───── Entries shown ─────
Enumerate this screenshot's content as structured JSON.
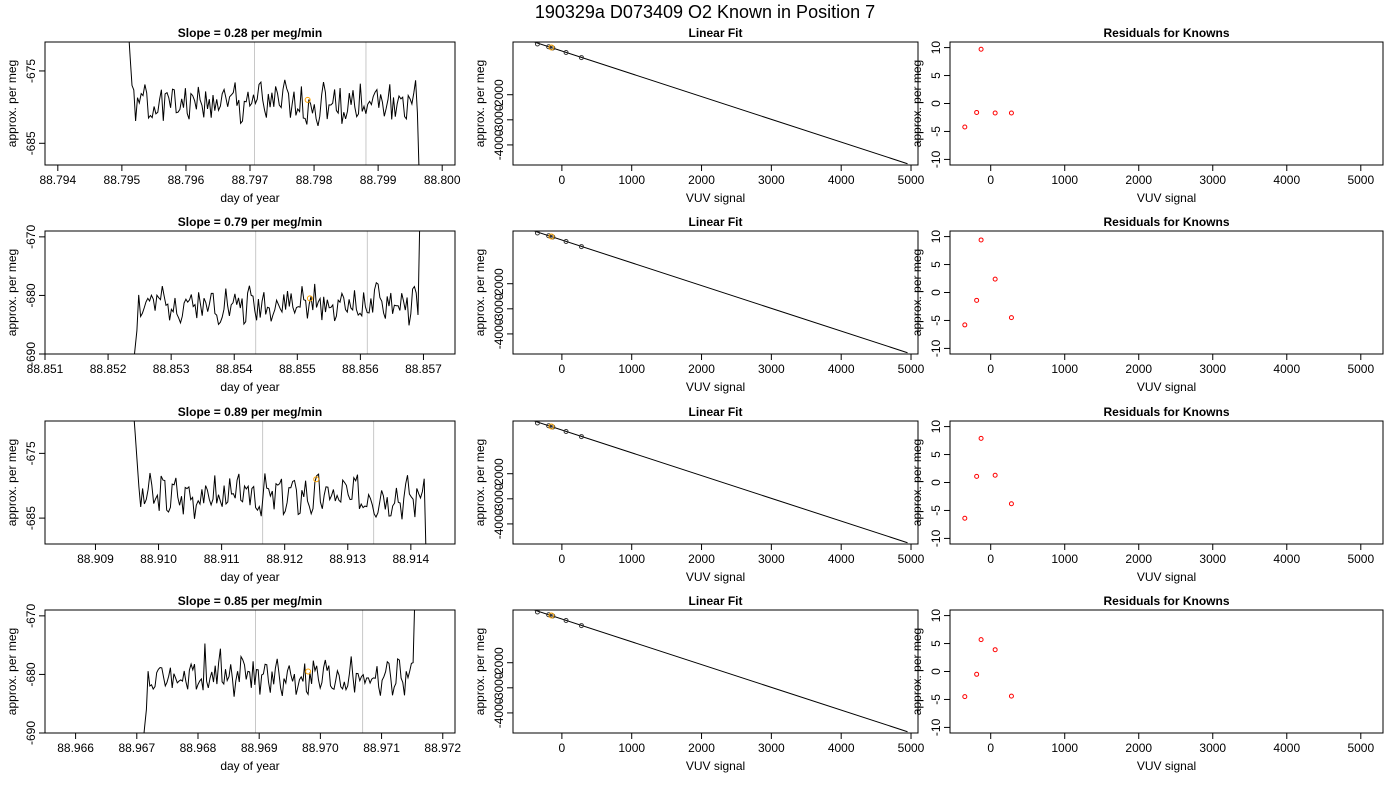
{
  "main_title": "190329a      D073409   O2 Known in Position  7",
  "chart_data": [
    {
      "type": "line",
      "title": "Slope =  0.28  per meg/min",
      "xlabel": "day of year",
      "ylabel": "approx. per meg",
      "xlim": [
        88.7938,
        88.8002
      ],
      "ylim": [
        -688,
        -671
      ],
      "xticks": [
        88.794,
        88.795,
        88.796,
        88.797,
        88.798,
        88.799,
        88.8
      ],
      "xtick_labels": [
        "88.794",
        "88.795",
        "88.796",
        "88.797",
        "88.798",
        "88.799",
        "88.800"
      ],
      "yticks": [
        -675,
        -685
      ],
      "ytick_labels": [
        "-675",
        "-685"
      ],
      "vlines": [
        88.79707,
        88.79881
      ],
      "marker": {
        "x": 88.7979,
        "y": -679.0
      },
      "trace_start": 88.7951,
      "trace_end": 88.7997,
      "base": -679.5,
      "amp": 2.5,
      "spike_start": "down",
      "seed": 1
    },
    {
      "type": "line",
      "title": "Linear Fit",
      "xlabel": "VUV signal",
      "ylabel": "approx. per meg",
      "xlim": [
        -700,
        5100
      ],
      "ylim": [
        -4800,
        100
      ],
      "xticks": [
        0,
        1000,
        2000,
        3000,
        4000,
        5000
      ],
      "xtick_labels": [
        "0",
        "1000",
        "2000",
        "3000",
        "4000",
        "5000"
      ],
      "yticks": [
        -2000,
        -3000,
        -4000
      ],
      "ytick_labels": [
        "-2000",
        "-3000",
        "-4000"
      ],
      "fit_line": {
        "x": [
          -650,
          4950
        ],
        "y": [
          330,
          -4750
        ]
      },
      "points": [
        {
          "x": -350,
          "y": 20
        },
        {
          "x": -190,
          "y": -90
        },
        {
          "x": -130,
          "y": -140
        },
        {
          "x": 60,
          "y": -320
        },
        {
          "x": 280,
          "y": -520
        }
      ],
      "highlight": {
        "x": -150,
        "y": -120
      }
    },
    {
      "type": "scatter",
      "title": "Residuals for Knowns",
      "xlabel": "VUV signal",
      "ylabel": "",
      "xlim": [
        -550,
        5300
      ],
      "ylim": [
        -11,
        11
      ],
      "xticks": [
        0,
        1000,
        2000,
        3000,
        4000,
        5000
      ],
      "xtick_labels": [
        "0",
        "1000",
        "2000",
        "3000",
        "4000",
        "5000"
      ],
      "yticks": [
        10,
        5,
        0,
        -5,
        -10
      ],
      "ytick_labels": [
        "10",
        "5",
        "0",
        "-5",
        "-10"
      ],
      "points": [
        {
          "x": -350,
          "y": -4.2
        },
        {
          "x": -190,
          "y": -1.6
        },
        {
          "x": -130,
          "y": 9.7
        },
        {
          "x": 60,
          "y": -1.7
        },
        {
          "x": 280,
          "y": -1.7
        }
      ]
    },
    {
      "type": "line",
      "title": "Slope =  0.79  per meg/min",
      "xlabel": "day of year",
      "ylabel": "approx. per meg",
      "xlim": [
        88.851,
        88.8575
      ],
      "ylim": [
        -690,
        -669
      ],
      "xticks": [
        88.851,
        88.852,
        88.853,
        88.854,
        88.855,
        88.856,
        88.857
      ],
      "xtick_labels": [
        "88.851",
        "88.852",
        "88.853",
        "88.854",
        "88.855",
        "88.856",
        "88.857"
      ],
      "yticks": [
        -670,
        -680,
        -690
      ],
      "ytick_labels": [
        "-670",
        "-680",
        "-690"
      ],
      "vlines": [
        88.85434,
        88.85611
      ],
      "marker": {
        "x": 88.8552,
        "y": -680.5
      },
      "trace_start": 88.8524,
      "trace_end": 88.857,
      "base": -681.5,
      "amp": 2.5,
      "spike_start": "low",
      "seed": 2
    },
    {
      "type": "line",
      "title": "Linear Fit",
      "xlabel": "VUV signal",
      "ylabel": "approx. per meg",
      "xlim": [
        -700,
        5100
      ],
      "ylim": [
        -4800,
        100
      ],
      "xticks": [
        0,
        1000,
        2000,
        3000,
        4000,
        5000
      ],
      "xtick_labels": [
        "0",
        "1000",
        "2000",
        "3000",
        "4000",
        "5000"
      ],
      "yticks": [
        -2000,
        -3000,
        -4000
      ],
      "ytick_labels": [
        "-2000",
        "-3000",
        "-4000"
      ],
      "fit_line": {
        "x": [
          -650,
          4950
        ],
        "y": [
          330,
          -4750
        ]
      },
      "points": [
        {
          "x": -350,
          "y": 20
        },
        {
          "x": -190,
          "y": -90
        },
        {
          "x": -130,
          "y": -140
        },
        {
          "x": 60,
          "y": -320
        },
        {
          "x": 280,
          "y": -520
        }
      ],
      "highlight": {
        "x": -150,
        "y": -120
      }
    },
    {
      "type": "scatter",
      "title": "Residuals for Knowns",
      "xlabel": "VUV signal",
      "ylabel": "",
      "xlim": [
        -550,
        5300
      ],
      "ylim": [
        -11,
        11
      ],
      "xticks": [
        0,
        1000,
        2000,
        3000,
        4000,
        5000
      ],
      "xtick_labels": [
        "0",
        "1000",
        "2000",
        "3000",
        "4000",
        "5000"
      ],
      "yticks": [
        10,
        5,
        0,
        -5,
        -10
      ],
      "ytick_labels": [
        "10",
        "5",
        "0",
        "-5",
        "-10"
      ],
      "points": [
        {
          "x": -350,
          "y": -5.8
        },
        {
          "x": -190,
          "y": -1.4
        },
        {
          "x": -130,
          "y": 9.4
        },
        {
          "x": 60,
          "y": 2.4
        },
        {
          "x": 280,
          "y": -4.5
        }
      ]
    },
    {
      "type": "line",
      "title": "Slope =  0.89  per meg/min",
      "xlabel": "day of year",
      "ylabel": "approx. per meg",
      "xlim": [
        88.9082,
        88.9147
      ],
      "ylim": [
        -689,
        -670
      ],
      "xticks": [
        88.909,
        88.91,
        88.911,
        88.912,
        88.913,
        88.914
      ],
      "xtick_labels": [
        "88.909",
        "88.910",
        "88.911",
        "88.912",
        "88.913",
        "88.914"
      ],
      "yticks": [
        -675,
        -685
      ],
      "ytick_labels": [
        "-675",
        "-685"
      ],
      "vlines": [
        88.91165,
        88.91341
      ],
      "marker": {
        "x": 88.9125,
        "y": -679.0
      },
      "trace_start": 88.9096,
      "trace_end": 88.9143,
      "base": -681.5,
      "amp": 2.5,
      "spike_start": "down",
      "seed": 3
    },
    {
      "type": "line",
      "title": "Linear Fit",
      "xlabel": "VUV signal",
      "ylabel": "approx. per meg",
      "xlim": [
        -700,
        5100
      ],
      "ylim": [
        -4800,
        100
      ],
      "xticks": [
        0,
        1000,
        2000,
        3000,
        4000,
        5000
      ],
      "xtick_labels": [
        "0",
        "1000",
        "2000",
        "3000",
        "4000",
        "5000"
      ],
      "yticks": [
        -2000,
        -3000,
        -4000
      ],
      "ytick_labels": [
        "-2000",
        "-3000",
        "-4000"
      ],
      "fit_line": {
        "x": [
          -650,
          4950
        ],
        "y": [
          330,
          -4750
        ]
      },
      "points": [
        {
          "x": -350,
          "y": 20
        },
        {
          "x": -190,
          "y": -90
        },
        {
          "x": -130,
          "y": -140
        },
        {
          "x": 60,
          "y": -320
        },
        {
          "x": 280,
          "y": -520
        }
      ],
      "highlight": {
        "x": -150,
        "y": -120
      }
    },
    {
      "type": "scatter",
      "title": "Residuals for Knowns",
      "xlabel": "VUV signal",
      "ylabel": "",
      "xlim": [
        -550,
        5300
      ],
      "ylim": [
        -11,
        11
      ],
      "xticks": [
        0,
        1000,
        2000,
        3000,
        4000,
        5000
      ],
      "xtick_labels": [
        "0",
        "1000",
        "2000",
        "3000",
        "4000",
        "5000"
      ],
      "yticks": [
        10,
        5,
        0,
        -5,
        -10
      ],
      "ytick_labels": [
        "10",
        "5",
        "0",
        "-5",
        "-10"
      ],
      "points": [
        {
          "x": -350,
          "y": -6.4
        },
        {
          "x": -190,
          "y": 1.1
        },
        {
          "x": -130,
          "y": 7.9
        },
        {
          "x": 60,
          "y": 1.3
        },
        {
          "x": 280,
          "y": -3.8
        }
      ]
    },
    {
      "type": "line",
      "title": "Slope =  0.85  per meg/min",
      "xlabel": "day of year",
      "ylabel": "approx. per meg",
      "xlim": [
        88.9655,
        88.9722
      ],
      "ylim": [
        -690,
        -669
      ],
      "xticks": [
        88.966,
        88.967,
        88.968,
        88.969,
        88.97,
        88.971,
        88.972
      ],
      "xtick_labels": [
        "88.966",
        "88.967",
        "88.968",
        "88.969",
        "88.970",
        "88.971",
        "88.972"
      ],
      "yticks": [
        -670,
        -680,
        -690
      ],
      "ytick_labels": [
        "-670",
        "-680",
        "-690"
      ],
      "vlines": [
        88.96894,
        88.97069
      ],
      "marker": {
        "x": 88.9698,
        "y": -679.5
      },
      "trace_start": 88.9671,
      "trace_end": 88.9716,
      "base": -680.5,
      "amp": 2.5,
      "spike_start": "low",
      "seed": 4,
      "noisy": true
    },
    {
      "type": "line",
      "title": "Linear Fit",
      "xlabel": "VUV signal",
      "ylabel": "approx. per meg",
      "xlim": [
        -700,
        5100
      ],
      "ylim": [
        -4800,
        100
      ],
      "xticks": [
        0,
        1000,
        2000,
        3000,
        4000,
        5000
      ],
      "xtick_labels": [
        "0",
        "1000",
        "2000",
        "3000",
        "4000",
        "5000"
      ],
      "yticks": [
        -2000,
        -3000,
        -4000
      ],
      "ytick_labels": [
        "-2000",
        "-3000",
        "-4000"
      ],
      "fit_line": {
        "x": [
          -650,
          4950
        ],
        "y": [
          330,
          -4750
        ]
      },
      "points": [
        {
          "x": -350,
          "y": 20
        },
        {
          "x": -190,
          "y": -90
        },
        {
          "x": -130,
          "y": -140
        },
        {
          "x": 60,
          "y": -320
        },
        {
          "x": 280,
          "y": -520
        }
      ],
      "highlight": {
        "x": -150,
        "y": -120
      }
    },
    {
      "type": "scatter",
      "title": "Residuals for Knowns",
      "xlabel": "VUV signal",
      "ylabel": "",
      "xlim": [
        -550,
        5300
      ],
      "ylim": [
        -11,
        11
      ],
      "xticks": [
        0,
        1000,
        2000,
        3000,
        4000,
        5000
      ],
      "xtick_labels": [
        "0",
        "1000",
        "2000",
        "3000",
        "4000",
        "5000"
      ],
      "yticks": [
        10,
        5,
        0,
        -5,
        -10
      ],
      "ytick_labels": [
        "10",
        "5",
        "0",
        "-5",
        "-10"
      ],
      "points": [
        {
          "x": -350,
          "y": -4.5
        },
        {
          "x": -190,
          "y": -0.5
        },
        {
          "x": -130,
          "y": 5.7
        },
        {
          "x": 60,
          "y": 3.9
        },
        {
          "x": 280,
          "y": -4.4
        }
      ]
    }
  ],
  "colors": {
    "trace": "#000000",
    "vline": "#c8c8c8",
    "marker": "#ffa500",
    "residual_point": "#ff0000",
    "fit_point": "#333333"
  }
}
─────
## The task
Select every line above that contains the word "Slope", and copy it.

## Solution for this task
      "title": "Slope =  0.28  per meg/min",
      "title": "Slope =  0.79  per meg/min",
      "title": "Slope =  0.89  per meg/min",
      "title": "Slope =  0.85  per meg/min",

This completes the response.